Extracted data entries:

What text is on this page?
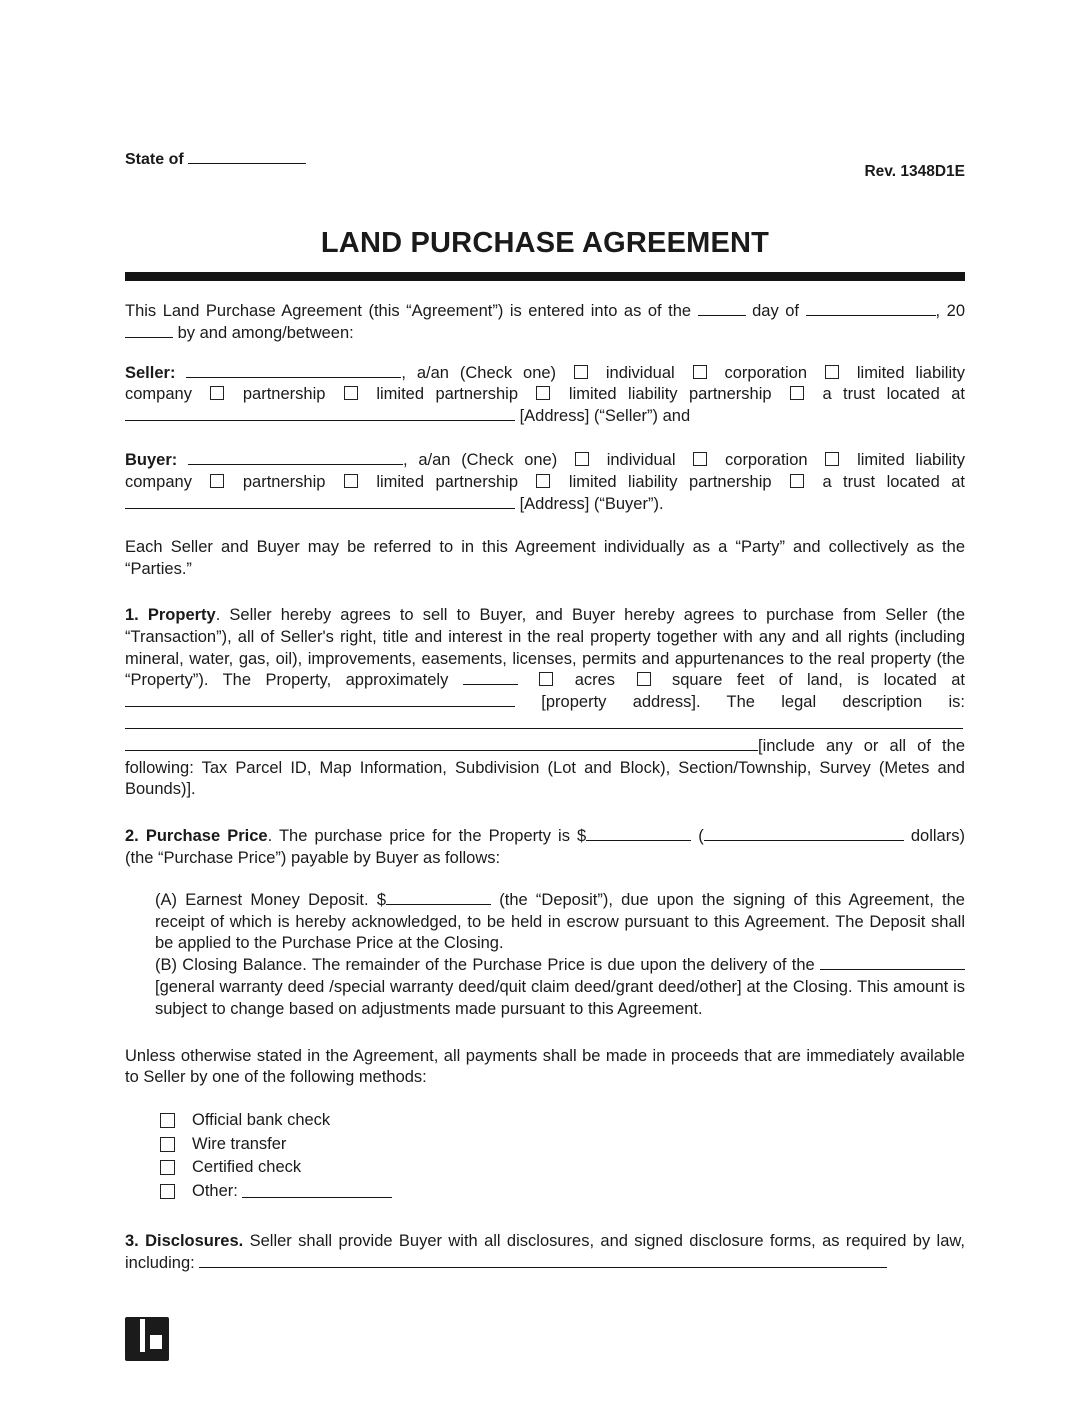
State of
Rev. 1348D1E
LAND PURCHASE AGREEMENT

This Land Purchase Agreement (this “Agreement”) is entered into as of the	day of	, 20 by and among/between:

Seller:	, a/an (Check one)	individual	corporation	limited liability company	partnership	limited partnership	limited liability partnership	a trust located at  [Address] (“Seller”) and

Buyer:	, a/an (Check one)	individual	corporation	limited liability company	partnership	limited partnership	limited liability partnership	a trust located at  [Address] (“Buyer”).

Each Seller and Buyer may be referred to in this Agreement individually as a “Party” and collectively as the “Parties.”

1. Property. Seller hereby agrees to sell to Buyer, and Buyer hereby agrees to purchase from Seller (the “Transaction”), all of Seller's right, title and interest in the real property together with any and all rights (including mineral, water, gas, oil), improvements, easements, licenses, permits and appurtenances to the real property (the “Property”). The Property, approximately	acres	square feet of land, is located at  [property address]. The legal description is:  [include any or all of the following: Tax Parcel ID, Map Information, Subdivision (Lot and Block), Section/Township, Survey (Metes and Bounds)].

2. Purchase Price. The purchase price for the Property is $	(	dollars) (the “Purchase Price”) payable by Buyer as follows:

(A) Earnest Money Deposit. $	(the “Deposit”), due upon the signing of this Agreement, the receipt of which is hereby acknowledged, to be held in escrow pursuant to this Agreement. The Deposit shall be applied to the Purchase Price at the Closing.

(B) Closing Balance. The remainder of the Purchase Price is due upon the delivery of the  [general warranty deed /special warranty deed/quit claim deed/grant deed/other] at the Closing. This amount is subject to change based on adjustments made pursuant to this Agreement.

Unless otherwise stated in the Agreement, all payments shall be made in proceeds that are immediately available to Seller by one of the following methods:

Official bank check
Wire transfer
Certified check
Other:

3. Disclosures. Seller shall provide Buyer with all disclosures, and signed disclosure forms, as required by law, including:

- _The request_
Look through the data and show every line containing "shall".

- _Correct output_
(A) Earnest Money Deposit. $	(the “Deposit”), due upon the signing of this Agreement, the receipt of which is hereby acknowledged, to be held in escrow pursuant to this Agreement. The Deposit shall be applied to the Purchase Price at the Closing.
Unless otherwise stated in the Agreement, all payments shall be made in proceeds that are immediately available to Seller by one of the following methods:
3. Disclosures. Seller shall provide Buyer with all disclosures, and signed disclosure forms, as required by law, including:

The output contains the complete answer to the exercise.